- GOAL OF THE EXERCISE
Review the lines that follow and copy each one that contains the word "Output".

- DATASET EXCERPTS
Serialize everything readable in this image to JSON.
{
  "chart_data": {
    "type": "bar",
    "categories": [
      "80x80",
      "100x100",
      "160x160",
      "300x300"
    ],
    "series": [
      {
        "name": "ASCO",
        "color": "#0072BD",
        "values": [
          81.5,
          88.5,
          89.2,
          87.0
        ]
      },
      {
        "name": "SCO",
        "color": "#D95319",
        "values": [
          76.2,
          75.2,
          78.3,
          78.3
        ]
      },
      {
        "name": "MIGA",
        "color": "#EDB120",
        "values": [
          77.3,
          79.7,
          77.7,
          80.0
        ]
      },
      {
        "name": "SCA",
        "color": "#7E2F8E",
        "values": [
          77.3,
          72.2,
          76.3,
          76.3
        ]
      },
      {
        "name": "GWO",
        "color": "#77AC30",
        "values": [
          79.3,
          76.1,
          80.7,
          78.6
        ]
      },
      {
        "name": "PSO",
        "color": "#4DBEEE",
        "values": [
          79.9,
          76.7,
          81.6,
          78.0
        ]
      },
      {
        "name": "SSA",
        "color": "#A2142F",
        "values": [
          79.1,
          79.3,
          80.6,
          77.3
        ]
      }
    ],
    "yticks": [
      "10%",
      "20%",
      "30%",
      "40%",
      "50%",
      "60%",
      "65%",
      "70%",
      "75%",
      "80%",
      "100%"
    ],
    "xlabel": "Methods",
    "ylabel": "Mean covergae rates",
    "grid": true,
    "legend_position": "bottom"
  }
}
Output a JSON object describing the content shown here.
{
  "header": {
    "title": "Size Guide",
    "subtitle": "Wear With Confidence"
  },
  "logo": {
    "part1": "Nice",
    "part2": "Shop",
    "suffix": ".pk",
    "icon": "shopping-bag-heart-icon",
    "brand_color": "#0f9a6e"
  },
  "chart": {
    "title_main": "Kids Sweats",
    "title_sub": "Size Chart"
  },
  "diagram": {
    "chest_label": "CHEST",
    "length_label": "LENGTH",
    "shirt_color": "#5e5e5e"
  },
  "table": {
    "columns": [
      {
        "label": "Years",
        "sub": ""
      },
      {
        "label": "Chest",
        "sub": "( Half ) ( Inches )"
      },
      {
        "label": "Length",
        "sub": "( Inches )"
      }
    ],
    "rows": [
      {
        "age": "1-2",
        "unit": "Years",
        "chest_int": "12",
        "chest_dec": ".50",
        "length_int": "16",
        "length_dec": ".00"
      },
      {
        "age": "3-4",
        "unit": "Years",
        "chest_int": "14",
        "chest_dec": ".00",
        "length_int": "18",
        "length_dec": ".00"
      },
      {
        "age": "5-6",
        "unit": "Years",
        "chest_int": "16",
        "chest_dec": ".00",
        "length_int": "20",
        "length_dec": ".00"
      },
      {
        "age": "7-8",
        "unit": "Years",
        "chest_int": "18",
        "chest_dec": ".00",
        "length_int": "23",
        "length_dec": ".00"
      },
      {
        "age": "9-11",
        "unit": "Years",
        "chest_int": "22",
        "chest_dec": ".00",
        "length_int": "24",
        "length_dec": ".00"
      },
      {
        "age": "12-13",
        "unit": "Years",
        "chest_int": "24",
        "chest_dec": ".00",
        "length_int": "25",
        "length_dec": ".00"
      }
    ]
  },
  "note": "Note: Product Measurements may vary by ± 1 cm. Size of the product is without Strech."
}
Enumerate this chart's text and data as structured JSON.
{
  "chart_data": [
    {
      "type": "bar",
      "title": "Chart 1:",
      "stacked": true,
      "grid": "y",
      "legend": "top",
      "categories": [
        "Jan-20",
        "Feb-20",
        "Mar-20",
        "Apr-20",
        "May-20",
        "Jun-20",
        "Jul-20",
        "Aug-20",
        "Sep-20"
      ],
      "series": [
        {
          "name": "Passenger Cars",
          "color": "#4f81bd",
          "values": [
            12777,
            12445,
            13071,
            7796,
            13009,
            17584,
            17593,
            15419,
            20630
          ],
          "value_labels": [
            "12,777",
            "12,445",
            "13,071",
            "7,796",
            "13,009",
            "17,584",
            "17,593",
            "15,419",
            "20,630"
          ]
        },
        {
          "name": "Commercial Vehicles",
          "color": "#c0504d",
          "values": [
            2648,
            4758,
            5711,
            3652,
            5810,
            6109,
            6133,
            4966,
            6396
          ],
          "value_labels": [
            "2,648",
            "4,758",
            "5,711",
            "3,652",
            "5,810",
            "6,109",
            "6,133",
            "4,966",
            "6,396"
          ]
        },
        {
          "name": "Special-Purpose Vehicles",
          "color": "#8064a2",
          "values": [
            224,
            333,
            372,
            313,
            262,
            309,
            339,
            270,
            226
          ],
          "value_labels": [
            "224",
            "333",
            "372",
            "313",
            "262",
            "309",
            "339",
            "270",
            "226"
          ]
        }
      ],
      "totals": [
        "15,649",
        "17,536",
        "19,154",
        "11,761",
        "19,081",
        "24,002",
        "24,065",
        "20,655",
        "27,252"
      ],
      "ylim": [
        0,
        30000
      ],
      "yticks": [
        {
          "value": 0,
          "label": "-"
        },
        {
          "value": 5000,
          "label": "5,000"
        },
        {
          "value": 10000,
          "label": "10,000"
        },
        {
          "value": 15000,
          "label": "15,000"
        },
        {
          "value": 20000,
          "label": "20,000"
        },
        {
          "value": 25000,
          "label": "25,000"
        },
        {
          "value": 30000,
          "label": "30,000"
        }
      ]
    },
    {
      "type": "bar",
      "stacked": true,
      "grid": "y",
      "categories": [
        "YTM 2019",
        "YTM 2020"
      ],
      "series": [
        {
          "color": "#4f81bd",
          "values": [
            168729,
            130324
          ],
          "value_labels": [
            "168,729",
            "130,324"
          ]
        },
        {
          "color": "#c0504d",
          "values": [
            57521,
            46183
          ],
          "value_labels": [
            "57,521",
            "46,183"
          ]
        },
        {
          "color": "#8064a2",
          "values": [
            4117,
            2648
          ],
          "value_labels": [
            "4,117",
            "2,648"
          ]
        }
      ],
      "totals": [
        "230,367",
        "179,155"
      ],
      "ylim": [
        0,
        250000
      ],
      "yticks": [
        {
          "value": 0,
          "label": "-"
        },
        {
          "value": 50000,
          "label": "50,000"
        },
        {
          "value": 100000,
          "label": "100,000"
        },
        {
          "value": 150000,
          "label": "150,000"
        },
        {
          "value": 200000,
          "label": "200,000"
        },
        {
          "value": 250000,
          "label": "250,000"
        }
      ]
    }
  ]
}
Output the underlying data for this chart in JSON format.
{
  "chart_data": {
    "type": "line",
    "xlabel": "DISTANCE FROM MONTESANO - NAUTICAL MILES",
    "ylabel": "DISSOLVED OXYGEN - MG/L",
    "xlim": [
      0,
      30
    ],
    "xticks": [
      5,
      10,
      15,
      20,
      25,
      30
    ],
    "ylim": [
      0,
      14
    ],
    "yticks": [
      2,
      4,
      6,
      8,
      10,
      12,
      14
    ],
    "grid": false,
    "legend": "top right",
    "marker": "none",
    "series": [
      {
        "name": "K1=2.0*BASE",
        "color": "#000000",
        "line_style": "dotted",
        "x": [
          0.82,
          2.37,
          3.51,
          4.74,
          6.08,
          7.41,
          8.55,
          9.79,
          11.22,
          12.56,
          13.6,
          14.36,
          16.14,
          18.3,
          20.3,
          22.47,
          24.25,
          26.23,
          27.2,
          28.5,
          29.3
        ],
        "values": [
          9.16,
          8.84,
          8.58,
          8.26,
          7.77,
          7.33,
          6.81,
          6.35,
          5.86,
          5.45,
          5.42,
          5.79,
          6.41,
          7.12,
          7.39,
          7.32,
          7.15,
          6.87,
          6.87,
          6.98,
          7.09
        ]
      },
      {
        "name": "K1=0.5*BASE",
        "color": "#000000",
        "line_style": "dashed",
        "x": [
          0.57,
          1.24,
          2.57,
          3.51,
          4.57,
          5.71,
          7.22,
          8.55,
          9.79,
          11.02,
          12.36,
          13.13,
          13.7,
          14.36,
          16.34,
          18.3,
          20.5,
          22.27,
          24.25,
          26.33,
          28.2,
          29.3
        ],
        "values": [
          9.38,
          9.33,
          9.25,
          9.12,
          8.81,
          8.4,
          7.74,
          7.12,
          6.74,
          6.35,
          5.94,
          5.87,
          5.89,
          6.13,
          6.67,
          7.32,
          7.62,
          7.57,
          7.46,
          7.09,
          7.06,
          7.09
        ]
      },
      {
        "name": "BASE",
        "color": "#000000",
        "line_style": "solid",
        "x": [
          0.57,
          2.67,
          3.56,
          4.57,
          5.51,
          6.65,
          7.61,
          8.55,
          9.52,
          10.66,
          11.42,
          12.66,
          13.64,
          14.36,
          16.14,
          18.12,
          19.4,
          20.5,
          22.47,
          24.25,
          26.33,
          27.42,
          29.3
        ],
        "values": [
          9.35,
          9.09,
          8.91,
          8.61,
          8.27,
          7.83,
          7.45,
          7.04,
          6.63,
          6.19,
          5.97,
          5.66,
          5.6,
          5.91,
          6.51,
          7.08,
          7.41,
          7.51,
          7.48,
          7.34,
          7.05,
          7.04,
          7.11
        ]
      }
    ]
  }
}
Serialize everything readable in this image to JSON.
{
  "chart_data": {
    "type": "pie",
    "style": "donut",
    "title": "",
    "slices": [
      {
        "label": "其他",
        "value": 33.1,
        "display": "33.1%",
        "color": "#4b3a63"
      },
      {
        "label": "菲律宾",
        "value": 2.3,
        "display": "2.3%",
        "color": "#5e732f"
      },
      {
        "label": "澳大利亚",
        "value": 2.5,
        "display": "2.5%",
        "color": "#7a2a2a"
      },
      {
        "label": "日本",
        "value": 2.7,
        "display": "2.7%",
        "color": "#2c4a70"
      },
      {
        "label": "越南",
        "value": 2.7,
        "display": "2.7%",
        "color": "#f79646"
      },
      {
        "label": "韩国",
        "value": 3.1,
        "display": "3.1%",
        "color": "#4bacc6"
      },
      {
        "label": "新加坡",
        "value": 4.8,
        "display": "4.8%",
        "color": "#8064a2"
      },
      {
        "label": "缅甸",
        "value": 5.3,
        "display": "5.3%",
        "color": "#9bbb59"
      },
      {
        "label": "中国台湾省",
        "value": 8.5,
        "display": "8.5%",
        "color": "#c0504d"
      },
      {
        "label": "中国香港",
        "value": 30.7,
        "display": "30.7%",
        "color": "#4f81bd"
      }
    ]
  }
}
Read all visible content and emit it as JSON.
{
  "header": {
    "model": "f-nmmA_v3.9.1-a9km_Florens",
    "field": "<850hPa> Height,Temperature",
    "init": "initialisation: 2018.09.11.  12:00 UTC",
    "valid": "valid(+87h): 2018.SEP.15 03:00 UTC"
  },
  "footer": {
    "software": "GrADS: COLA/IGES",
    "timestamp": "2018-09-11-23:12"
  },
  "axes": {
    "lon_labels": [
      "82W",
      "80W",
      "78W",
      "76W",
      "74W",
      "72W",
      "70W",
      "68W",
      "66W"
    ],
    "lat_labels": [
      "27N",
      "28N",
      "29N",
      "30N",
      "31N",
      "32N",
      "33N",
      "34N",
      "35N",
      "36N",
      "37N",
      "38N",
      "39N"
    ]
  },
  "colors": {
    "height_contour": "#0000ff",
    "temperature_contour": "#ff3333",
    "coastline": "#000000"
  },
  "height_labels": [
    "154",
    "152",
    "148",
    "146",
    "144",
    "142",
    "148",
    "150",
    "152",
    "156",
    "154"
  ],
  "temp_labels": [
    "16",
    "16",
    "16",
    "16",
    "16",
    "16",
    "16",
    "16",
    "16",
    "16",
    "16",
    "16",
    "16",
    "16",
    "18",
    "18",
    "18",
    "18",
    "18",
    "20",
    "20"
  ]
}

- THE ANSWER
Output a JSON object describing the content shown here.
Output the underlying data for this chart in JSON format.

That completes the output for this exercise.